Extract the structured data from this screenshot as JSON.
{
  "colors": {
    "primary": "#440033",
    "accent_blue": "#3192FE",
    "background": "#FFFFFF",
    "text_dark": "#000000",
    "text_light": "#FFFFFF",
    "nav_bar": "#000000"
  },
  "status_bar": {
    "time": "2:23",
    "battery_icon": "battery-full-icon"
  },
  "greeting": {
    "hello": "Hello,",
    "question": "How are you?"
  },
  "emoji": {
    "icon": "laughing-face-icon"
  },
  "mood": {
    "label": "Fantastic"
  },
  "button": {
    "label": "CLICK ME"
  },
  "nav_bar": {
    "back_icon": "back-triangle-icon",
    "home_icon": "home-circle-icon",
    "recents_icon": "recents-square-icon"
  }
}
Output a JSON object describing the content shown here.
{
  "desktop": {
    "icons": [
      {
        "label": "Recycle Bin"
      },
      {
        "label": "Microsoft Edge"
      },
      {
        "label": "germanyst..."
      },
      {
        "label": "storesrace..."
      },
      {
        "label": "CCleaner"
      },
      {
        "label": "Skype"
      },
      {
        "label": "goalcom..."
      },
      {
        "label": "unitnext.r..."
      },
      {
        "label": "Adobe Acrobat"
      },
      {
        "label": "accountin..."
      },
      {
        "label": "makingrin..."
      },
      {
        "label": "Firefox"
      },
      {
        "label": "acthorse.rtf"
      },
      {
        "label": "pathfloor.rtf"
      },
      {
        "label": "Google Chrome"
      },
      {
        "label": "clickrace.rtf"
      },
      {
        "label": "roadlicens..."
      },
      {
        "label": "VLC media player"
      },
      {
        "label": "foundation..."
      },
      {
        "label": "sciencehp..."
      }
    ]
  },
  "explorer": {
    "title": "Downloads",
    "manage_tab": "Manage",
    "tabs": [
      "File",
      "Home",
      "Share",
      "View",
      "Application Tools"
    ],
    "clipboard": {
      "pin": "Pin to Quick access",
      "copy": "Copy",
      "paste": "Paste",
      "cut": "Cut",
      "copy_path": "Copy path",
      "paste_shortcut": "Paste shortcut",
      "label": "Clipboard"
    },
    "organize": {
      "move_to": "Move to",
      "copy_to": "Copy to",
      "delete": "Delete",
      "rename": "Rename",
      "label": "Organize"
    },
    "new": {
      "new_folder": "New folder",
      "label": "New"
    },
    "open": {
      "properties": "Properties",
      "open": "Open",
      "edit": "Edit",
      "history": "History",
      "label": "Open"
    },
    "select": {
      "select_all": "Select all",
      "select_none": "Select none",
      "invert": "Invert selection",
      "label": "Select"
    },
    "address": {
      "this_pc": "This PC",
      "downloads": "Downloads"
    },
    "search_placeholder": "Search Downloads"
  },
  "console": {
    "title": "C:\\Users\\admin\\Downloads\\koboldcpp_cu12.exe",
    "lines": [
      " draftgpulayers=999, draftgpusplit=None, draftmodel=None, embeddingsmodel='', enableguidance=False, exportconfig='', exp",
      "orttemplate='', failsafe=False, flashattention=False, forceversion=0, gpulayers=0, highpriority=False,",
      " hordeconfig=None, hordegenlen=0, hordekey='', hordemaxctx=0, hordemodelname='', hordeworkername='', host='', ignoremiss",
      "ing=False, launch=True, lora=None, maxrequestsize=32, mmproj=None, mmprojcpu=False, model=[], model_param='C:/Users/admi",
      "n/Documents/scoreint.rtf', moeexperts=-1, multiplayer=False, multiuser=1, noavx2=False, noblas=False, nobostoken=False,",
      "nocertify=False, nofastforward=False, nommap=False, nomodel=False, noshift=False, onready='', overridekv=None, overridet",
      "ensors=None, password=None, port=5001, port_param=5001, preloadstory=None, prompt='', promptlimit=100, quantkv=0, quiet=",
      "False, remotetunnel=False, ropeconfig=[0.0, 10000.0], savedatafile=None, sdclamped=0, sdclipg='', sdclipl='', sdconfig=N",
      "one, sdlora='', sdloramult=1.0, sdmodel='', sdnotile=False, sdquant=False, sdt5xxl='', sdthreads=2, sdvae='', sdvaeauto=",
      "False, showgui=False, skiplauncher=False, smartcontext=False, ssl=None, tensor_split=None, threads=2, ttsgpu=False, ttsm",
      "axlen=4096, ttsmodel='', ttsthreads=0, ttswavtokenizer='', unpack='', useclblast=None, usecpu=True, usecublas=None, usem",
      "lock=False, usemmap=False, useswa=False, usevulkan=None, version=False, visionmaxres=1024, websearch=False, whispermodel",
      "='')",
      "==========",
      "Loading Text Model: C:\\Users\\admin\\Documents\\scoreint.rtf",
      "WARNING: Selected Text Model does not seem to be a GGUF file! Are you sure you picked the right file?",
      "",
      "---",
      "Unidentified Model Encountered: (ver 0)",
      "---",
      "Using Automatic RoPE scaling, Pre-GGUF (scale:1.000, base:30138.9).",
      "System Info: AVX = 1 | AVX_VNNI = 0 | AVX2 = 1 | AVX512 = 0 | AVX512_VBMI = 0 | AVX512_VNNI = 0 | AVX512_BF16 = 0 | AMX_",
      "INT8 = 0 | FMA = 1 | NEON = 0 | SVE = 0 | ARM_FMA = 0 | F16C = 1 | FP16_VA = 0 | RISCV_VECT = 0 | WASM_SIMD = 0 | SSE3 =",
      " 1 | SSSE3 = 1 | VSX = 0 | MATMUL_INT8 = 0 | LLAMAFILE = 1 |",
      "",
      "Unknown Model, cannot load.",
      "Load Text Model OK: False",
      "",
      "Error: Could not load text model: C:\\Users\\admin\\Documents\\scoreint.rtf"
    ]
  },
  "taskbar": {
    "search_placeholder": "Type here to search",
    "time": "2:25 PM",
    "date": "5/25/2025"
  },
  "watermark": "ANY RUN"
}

◆ WRITTEN REQUEST ◆
Reproduce the data, keeping every line exactly the same.

◆ OUTPUT OF THE EXERCISE ◆
Extract the structured data from this screenshot as JSON.
{
  "colors": {
    "primary": "#440033",
    "accent_blue": "#3192FE",
    "background": "#FFFFFF",
    "text_dark": "#000000",
    "text_light": "#FFFFFF",
    "nav_bar": "#000000"
  },
  "status_bar": {
    "time": "2:23",
    "battery_icon": "battery-full-icon"
  },
  "greeting": {
    "hello": "Hello,",
    "question": "How are you?"
  },
  "emoji": {
    "icon": "laughing-face-icon"
  },
  "mood": {
    "label": "Fantastic"
  },
  "button": {
    "label": "CLICK ME"
  },
  "nav_bar": {
    "back_icon": "back-triangle-icon",
    "home_icon": "home-circle-icon",
    "recents_icon": "recents-square-icon"
  }
}
Output a JSON object describing the content shown here.
{
  "desktop": {
    "icons": [
      {
        "label": "Recycle Bin"
      },
      {
        "label": "Microsoft Edge"
      },
      {
        "label": "germanyst..."
      },
      {
        "label": "storesrace..."
      },
      {
        "label": "CCleaner"
      },
      {
        "label": "Skype"
      },
      {
        "label": "goalcom..."
      },
      {
        "label": "unitnext.r..."
      },
      {
        "label": "Adobe Acrobat"
      },
      {
        "label": "accountin..."
      },
      {
        "label": "makingrin..."
      },
      {
        "label": "Firefox"
      },
      {
        "label": "acthorse.rtf"
      },
      {
        "label": "pathfloor.rtf"
      },
      {
        "label": "Google Chrome"
      },
      {
        "label": "clickrace.rtf"
      },
      {
        "label": "roadlicens..."
      },
      {
        "label": "VLC media player"
      },
      {
        "label": "foundation..."
      },
      {
        "label": "sciencehp..."
      }
    ]
  },
  "explorer": {
    "title": "Downloads",
    "manage_tab": "Manage",
    "tabs": [
      "File",
      "Home",
      "Share",
      "View",
      "Application Tools"
    ],
    "clipboard": {
      "pin": "Pin to Quick access",
      "copy": "Copy",
      "paste": "Paste",
      "cut": "Cut",
      "copy_path": "Copy path",
      "paste_shortcut": "Paste shortcut",
      "label": "Clipboard"
    },
    "organize": {
      "move_to": "Move to",
      "copy_to": "Copy to",
      "delete": "Delete",
      "rename": "Rename",
      "label": "Organize"
    },
    "new": {
      "new_folder": "New folder",
      "label": "New"
    },
    "open": {
      "properties": "Properties",
      "open": "Open",
      "edit": "Edit",
      "history": "History",
      "label": "Open"
    },
    "select": {
      "select_all": "Select all",
      "select_none": "Select none",
      "invert": "Invert selection",
      "label": "Select"
    },
    "address": {
      "this_pc": "This PC",
      "downloads": "Downloads"
    },
    "search_placeholder": "Search Downloads"
  },
  "console": {
    "title": "C:\\Users\\admin\\Downloads\\koboldcpp_cu12.exe",
    "lines": [
      " draftgpulayers=999, draftgpusplit=None, draftmodel=None, embeddingsmodel='', enableguidance=False, exportconfig='', exp",
      "orttemplate='', failsafe=False, flashattention=False, forceversion=0, gpulayers=0, highpriority=False,",
      " hordeconfig=None, hordegenlen=0, hordekey='', hordemaxctx=0, hordemodelname='', hordeworkername='', host='', ignoremiss",
      "ing=False, launch=True, lora=None, maxrequestsize=32, mmproj=None, mmprojcpu=False, model=[], model_param='C:/Users/admi",
      "n/Documents/scoreint.rtf', moeexperts=-1, multiplayer=False, multiuser=1, noavx2=False, noblas=False, nobostoken=False,",
      "nocertify=False, nofastforward=False, nommap=False, nomodel=False, noshift=False, onready='', overridekv=None, overridet",
      "ensors=None, password=None, port=5001, port_param=5001, preloadstory=None, prompt='', promptlimit=100, quantkv=0, quiet=",
      "False, remotetunnel=False, ropeconfig=[0.0, 10000.0], savedatafile=None, sdclamped=0, sdclipg='', sdclipl='', sdconfig=N",
      "one, sdlora='', sdloramult=1.0, sdmodel='', sdnotile=False, sdquant=False, sdt5xxl='', sdthreads=2, sdvae='', sdvaeauto=",
      "False, showgui=False, skiplauncher=False, smartcontext=False, ssl=None, tensor_split=None, threads=2, ttsgpu=False, ttsm",
      "axlen=4096, ttsmodel='', ttsthreads=0, ttswavtokenizer='', unpack='', useclblast=None, usecpu=True, usecublas=None, usem",
      "lock=False, usemmap=False, useswa=False, usevulkan=None, version=False, visionmaxres=1024, websearch=False, whispermodel",
      "='')",
      "==========",
      "Loading Text Model: C:\\Users\\admin\\Documents\\scoreint.rtf",
      "WARNING: Selected Text Model does not seem to be a GGUF file! Are you sure you picked the right file?",
      "",
      "---",
      "Unidentified Model Encountered: (ver 0)",
      "---",
      "Using Automatic RoPE scaling, Pre-GGUF (scale:1.000, base:30138.9).",
      "System Info: AVX = 1 | AVX_VNNI = 0 | AVX2 = 1 | AVX512 = 0 | AVX512_VBMI = 0 | AVX512_VNNI = 0 | AVX512_BF16 = 0 | AMX_",
      "INT8 = 0 | FMA = 1 | NEON = 0 | SVE = 0 | ARM_FMA = 0 | F16C = 1 | FP16_VA = 0 | RISCV_VECT = 0 | WASM_SIMD = 0 | SSE3 =",
      " 1 | SSSE3 = 1 | VSX = 0 | MATMUL_INT8 = 0 | LLAMAFILE = 1 |",
      "",
      "Unknown Model, cannot load.",
      "Load Text Model OK: False",
      "",
      "Error: Could not load text model: C:\\Users\\admin\\Documents\\scoreint.rtf"
    ]
  },
  "taskbar": {
    "search_placeholder": "Type here to search",
    "time": "2:25 PM",
    "date": "5/25/2025"
  },
  "watermark": "ANY RUN"
}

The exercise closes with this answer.